## Dataset content
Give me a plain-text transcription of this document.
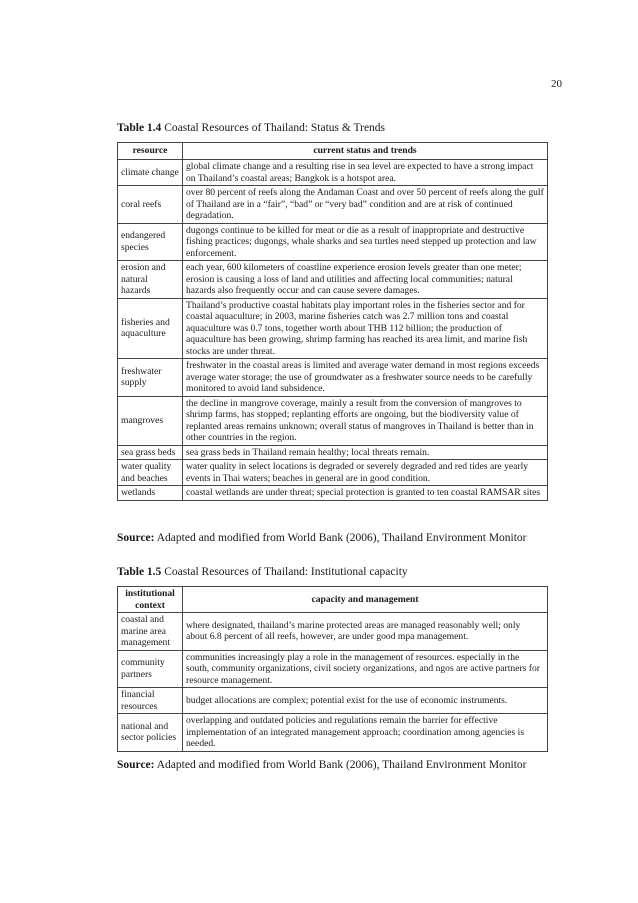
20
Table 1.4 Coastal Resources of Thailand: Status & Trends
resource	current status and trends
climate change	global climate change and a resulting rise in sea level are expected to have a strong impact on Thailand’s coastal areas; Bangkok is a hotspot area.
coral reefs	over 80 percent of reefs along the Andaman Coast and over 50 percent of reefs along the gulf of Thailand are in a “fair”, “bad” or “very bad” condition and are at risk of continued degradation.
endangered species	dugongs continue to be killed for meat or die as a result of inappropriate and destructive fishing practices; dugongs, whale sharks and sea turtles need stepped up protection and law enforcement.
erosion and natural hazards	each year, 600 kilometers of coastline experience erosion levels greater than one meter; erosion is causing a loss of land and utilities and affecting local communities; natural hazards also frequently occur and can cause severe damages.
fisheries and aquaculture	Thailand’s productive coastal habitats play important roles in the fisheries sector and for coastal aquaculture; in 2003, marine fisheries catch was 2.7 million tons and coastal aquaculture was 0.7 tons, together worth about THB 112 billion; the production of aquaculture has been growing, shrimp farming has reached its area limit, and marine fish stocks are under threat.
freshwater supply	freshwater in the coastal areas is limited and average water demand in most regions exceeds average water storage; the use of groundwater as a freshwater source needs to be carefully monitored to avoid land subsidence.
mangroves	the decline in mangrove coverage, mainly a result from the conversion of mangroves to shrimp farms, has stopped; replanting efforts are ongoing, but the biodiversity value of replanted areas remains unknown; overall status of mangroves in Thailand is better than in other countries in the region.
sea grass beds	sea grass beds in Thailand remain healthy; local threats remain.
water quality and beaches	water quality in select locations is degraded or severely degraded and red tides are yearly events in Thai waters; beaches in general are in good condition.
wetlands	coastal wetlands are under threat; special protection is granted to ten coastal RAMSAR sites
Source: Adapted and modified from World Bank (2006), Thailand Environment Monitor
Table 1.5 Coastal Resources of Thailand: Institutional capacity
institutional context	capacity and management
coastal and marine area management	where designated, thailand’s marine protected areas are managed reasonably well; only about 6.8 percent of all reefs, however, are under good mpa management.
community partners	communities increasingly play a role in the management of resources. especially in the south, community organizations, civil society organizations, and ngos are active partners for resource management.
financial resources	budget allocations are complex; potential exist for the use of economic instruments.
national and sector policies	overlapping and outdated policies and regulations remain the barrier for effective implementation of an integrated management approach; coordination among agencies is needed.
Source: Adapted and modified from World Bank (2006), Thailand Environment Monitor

* * *

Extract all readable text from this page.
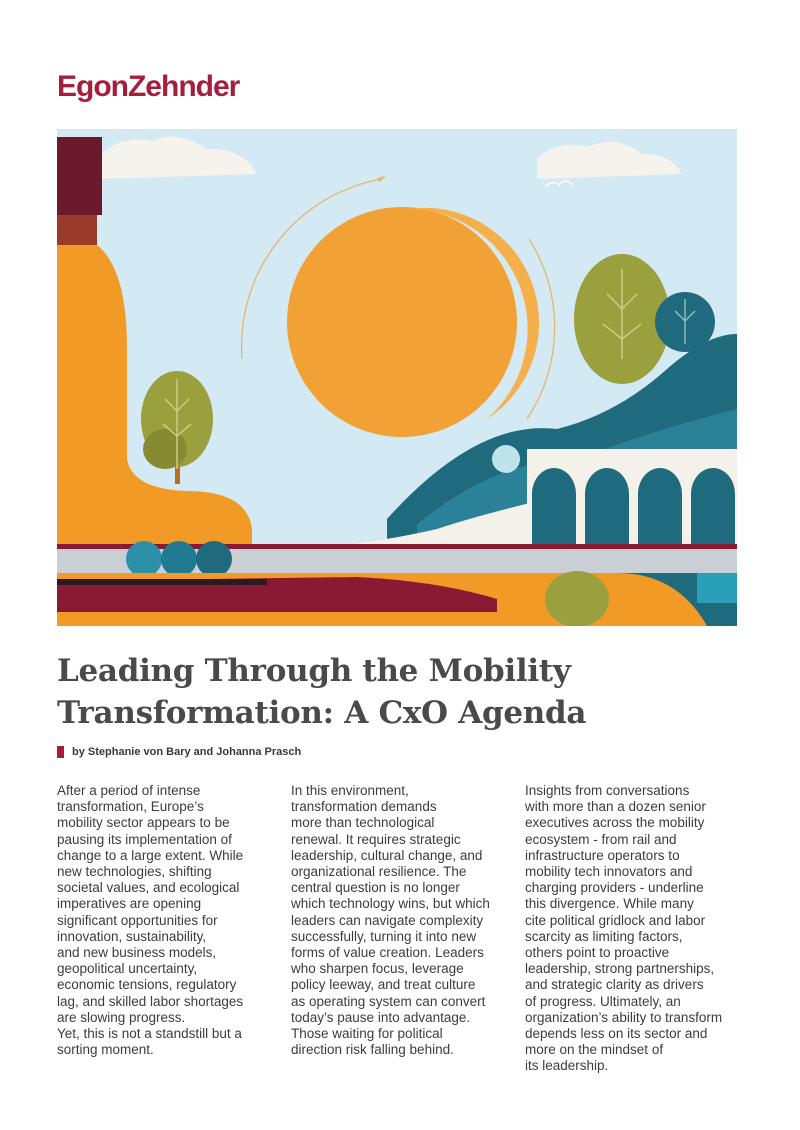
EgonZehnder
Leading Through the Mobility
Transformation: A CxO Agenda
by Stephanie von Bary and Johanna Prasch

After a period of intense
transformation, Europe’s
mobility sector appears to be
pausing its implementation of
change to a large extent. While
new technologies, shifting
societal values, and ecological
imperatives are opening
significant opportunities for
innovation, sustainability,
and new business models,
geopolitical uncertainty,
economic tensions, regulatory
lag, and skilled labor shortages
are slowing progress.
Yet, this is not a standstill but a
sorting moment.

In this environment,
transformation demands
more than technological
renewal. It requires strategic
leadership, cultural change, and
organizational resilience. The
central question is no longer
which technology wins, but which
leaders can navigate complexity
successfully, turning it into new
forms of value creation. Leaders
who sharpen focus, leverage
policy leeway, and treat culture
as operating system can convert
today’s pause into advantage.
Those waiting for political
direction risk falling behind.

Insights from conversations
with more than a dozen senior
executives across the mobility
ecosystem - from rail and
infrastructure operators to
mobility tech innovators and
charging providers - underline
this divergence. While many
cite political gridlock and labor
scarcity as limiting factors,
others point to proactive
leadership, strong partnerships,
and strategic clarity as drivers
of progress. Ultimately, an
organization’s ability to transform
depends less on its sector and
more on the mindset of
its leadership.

## Your instructions
Copy every line of the listing where the word "While" appears.

## Full response
change to a large extent. While
this divergence. While many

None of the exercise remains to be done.